## Start Task material

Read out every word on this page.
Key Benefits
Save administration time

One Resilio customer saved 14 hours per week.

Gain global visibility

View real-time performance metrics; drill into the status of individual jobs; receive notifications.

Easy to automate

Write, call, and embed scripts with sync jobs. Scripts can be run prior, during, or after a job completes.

## End Task material

| Objective |
Your task is to repeat each line of the material exactly.

| Task answer |
Read out every word on this page.
Key Benefits
Save administration time

One Resilio customer saved 14 hours per week.

Gain global visibility

View real-time performance metrics; drill into the status of individual jobs; receive notifications.

Easy to automate

Write, call, and embed scripts with sync jobs. Scripts can be run prior, during, or after a job completes.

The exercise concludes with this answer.